• Data for processing
——————————
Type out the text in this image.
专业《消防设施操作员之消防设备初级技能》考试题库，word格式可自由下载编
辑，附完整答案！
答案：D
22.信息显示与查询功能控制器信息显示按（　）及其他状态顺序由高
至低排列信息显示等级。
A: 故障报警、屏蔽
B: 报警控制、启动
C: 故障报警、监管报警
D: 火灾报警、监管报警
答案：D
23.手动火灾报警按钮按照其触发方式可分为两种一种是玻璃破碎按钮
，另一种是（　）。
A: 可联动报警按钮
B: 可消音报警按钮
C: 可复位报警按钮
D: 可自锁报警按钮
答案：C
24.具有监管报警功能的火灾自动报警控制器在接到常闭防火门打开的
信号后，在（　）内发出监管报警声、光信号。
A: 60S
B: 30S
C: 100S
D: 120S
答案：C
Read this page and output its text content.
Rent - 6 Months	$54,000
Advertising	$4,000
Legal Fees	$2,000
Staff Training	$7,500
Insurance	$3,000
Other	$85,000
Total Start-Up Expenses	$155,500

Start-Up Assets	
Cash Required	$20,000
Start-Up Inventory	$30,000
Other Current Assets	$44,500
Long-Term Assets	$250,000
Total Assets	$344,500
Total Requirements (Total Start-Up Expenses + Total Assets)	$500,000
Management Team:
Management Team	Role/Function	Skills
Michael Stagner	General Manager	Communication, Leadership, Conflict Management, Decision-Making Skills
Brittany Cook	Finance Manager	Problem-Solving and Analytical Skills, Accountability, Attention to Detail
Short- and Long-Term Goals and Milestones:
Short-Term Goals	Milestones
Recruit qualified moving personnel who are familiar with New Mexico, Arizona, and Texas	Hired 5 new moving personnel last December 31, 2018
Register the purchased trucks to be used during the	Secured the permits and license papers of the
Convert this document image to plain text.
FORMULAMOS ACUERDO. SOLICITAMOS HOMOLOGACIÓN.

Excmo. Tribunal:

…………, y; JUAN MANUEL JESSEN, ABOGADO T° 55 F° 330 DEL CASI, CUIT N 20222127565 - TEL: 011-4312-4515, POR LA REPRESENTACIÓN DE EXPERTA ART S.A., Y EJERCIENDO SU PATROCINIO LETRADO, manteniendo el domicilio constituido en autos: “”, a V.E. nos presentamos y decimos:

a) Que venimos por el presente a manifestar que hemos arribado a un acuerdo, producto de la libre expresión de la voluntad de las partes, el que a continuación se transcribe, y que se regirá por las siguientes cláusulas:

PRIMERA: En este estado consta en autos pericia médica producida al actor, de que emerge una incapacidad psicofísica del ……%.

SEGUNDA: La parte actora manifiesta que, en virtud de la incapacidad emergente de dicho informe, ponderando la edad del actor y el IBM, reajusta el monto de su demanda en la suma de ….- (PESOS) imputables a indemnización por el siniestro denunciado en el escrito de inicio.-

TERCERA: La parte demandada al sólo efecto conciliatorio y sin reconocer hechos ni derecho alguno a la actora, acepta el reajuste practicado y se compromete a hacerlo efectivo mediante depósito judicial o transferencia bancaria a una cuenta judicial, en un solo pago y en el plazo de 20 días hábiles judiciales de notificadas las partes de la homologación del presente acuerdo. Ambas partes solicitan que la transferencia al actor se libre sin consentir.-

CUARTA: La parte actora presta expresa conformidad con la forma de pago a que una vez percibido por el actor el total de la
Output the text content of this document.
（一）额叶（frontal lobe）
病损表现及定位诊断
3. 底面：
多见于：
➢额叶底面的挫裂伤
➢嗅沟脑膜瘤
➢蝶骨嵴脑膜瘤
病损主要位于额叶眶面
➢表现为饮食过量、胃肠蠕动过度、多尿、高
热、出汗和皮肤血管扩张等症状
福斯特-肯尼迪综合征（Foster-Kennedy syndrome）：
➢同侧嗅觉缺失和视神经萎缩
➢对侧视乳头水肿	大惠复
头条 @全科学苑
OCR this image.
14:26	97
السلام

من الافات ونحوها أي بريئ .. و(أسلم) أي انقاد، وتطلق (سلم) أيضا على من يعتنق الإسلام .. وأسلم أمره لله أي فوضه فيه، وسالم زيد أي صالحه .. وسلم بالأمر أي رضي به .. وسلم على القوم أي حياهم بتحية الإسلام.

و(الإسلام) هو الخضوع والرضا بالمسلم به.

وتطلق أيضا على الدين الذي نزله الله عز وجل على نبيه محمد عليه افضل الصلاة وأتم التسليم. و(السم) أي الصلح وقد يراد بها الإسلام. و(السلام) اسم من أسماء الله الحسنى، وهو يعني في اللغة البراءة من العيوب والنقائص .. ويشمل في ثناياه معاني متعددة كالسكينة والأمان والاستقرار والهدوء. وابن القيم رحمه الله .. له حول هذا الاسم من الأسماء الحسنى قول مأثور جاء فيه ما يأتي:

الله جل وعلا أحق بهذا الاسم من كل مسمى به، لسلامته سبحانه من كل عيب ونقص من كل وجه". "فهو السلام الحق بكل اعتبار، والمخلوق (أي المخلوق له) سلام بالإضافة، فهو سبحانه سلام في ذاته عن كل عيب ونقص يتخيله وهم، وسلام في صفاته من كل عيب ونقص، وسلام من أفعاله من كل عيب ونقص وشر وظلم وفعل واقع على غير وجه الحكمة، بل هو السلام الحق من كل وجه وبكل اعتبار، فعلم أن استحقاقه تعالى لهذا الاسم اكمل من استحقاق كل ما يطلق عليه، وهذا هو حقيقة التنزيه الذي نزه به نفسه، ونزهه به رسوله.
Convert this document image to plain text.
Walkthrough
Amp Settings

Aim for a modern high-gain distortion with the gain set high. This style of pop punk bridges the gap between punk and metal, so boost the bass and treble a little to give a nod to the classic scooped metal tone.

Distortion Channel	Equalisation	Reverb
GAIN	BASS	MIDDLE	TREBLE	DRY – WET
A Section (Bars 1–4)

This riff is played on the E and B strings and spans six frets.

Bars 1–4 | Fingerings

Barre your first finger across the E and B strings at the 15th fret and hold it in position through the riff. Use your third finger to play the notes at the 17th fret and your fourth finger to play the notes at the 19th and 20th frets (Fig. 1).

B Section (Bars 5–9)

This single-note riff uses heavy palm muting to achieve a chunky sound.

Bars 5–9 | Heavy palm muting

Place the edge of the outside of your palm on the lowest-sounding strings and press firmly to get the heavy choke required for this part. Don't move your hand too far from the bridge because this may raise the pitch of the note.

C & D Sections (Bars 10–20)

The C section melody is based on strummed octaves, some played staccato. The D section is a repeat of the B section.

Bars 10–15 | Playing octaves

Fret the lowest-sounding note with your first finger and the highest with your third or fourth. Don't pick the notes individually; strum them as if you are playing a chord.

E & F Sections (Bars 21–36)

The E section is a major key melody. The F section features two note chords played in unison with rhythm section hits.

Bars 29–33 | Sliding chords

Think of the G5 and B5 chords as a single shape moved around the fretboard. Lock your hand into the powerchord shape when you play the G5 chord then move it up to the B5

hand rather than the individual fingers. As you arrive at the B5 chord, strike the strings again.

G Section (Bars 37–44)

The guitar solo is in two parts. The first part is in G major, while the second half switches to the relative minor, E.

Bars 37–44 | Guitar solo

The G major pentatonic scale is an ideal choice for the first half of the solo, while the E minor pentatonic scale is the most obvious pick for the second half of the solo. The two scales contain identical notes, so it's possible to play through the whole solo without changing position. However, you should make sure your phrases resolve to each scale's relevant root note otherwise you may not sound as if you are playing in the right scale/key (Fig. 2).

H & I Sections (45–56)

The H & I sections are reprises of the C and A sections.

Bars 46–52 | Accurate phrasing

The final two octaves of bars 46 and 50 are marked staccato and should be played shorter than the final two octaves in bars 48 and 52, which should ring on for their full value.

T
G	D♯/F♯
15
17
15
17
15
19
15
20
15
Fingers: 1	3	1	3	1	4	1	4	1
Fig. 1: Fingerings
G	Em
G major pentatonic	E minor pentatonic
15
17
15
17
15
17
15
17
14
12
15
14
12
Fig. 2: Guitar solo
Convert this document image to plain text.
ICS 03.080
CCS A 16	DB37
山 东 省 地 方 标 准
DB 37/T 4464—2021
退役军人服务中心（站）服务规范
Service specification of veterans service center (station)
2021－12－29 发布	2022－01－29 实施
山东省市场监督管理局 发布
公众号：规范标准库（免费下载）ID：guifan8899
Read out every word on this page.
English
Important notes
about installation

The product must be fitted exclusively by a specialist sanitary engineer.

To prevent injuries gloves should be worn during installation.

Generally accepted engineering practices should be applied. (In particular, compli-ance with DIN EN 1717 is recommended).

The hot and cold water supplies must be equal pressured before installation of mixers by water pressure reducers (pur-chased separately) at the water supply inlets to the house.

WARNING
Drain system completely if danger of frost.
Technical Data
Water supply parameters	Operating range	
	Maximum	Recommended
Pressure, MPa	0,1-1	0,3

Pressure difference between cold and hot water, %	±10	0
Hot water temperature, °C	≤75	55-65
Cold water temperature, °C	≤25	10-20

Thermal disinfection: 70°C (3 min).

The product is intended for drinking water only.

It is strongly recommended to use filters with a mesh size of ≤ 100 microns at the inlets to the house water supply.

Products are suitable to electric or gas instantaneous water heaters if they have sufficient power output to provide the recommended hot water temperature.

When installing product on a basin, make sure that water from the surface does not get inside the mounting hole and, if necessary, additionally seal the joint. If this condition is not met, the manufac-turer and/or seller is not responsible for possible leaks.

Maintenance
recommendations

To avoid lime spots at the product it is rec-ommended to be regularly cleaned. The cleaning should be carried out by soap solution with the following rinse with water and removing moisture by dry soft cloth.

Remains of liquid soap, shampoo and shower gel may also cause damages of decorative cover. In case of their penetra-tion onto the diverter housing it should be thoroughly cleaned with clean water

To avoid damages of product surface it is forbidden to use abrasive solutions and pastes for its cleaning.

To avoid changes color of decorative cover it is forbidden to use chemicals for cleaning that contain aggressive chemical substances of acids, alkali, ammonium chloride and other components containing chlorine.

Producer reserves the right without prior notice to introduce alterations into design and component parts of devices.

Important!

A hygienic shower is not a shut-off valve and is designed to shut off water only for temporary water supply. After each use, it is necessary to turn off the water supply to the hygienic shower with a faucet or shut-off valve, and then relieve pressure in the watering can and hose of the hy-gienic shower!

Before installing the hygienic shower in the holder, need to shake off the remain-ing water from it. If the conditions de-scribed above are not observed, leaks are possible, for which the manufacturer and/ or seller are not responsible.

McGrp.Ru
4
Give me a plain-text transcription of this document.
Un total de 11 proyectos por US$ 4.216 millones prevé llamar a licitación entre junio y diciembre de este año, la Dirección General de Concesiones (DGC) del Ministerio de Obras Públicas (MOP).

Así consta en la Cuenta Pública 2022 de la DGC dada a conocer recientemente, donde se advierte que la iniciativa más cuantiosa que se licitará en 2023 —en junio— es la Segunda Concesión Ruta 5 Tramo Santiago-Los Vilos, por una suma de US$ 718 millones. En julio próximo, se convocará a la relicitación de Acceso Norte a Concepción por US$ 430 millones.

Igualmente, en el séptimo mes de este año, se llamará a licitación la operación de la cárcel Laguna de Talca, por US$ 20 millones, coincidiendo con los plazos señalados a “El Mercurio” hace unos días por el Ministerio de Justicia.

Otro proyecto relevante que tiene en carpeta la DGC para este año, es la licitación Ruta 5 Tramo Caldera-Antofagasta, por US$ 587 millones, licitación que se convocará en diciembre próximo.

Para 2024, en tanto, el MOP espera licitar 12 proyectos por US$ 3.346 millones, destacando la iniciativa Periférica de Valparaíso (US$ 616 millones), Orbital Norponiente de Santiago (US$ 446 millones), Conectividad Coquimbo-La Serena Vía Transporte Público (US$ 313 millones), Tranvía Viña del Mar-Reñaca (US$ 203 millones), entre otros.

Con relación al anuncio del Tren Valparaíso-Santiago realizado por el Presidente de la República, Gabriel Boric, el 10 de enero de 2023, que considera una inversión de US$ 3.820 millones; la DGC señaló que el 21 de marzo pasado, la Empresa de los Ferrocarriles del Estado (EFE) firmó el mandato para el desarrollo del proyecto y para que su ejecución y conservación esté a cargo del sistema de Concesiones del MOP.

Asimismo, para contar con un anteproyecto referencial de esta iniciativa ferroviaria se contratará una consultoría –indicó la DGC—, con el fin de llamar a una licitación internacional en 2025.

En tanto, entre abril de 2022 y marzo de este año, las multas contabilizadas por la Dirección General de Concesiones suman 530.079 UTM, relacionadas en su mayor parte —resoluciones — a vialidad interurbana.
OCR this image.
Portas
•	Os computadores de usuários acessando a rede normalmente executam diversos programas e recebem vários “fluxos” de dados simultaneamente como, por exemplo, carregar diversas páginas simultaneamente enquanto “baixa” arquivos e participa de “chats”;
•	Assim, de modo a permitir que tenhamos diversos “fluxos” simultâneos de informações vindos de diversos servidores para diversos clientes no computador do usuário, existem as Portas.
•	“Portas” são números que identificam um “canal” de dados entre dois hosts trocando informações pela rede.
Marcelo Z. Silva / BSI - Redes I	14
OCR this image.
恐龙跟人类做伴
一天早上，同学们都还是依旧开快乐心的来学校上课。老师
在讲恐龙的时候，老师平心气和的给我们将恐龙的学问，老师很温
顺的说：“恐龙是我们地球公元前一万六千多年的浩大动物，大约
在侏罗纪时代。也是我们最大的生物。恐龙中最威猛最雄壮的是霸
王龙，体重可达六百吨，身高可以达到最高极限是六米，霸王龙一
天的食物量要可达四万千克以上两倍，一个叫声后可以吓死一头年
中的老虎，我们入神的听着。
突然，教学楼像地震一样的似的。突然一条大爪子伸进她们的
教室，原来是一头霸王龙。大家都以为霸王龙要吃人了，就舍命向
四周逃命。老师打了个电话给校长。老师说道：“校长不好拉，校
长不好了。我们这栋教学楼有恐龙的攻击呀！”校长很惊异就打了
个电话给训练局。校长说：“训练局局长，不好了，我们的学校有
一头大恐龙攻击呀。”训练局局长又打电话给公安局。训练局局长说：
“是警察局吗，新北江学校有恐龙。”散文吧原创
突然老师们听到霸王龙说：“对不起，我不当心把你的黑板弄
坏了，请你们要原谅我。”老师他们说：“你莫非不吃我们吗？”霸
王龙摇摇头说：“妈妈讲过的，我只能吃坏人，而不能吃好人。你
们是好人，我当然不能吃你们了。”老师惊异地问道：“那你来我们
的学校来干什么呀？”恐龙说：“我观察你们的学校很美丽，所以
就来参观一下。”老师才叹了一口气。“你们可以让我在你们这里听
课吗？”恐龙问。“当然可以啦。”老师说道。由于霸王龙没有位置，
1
——————————
• The exercise
Copy each line that holds the word "make".

• Output
The G major pentatonic scale is an ideal choice for the first half of the solo, while the E minor pentatonic scale is the most obvious pick for the second half of the solo. The two scales contain identical notes, so it's possible to play through the whole solo without changing position. However, you should make sure your phrases resolve to each scale's relevant root note otherwise you may not sound as if you are playing in the right scale/key (Fig. 2).
When installing product on a basin, make sure that water from the surface does not get inside the mounting hole and, if necessary, additionally seal the joint. If this condition is not met, the manufac-turer and/or seller is not responsible for possible leaks.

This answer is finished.